**What is expected:**
Give the entries back exactly, dropping each image.

** Start of Records **

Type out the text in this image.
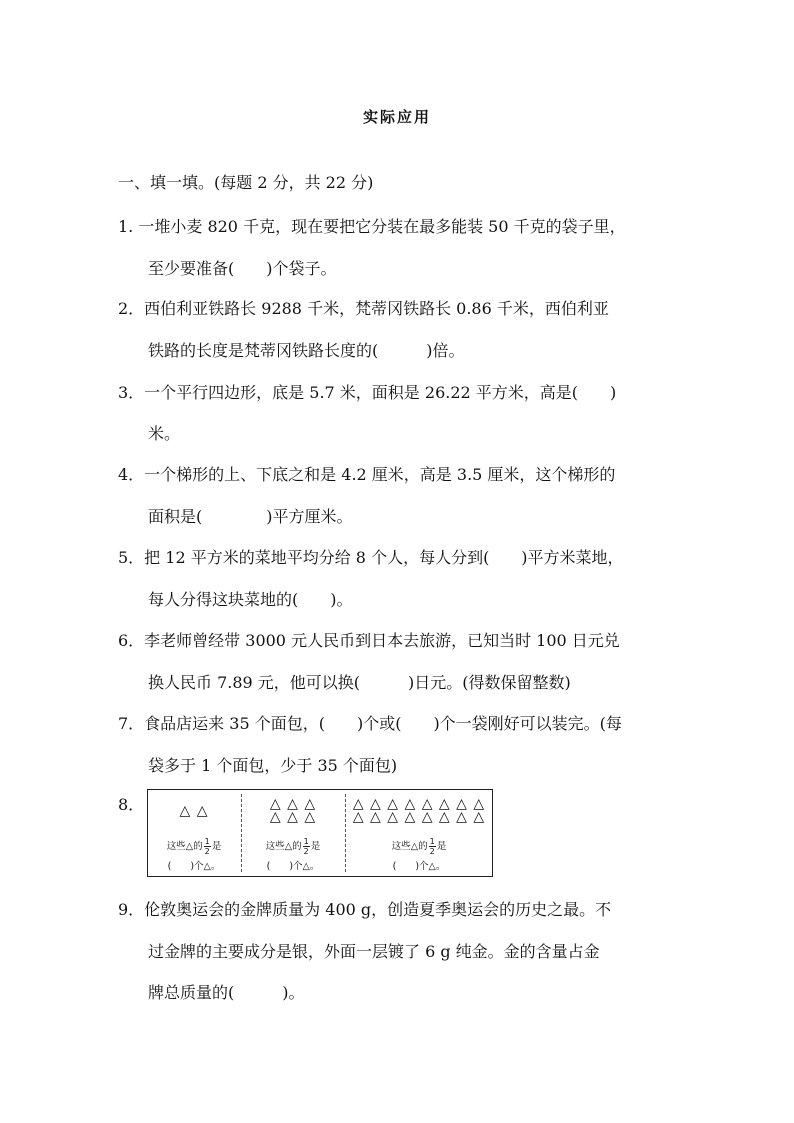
实际应用
一、填一填。(每题 2 分，共 22 分)
1. 一堆小麦 820 千克，现在要把它分装在最多能装 50 千克的袋子里，
至少要准备(　　)个袋子。
2．西伯利亚铁路长 9288 千米，梵蒂冈铁路长 0.86 千米，西伯利亚
铁路的长度是梵蒂冈铁路长度的(　　　)倍。
3．一个平行四边形，底是 5.7 米，面积是 26.22 平方米，高是(　　)
米。
4．一个梯形的上、下底之和是 4.2 厘米，高是 3.5 厘米，这个梯形的
面积是(　　　　)平方厘米。
5．把 12 平方米的菜地平均分给 8 个人，每人分到(　　)平方米菜地，
每人分得这块菜地的(　　)。
6．李老师曾经带 3000 元人民币到日本去旅游，已知当时 100 日元兑
换人民币 7.89 元，他可以换(　　　)日元。(得数保留整数)
7．食品店运来 35 个面包，(　　)个或(　　)个一袋刚好可以装完。(每
袋多于 1 个面包，少于 35 个面包)
8．	△ △
这些△的 $\frac{1}{2}$ 是
(　　)个△。
△ △ △
△ △ △
这些△的 $\frac{1}{2}$ 是
(　　)个△。
△ △ △ △ △ △ △ △
△ △ △ △ △ △ △ △
这些△的 $\frac{1}{2}$ 是
(　　)个△。
9．伦敦奥运会的金牌质量为 400 g，创造夏季奥运会的历史之最。不
过金牌的主要成分是银，外面一层镀了 6 g 纯金。金的含量占金
牌总质量的(　　　)。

** End of Records **

**Answer to this task:**
Type out the text in this image.
实际应用
一、填一填。(每题 2 分，共 22 分)
1. 一堆小麦 820 千克，现在要把它分装在最多能装 50 千克的袋子里，
至少要准备(　　)个袋子。
2．西伯利亚铁路长 9288 千米，梵蒂冈铁路长 0.86 千米，西伯利亚
铁路的长度是梵蒂冈铁路长度的(　　　)倍。
3．一个平行四边形，底是 5.7 米，面积是 26.22 平方米，高是(　　)
米。
4．一个梯形的上、下底之和是 4.2 厘米，高是 3.5 厘米，这个梯形的
面积是(　　　　)平方厘米。
5．把 12 平方米的菜地平均分给 8 个人，每人分到(　　)平方米菜地，
每人分得这块菜地的(　　)。
6．李老师曾经带 3000 元人民币到日本去旅游，已知当时 100 日元兑
换人民币 7.89 元，他可以换(　　　)日元。(得数保留整数)
7．食品店运来 35 个面包，(　　)个或(　　)个一袋刚好可以装完。(每
袋多于 1 个面包，少于 35 个面包)
8．	△ △
这些△的 $\frac{1}{2}$ 是
(　　)个△。
△ △ △
△ △ △
这些△的 $\frac{1}{2}$ 是
(　　)个△。
△ △ △ △ △ △ △ △
△ △ △ △ △ △ △ △
这些△的 $\frac{1}{2}$ 是
(　　)个△。
9．伦敦奥运会的金牌质量为 400 g，创造夏季奥运会的历史之最。不
过金牌的主要成分是银，外面一层镀了 6 g 纯金。金的含量占金
牌总质量的(　　　)。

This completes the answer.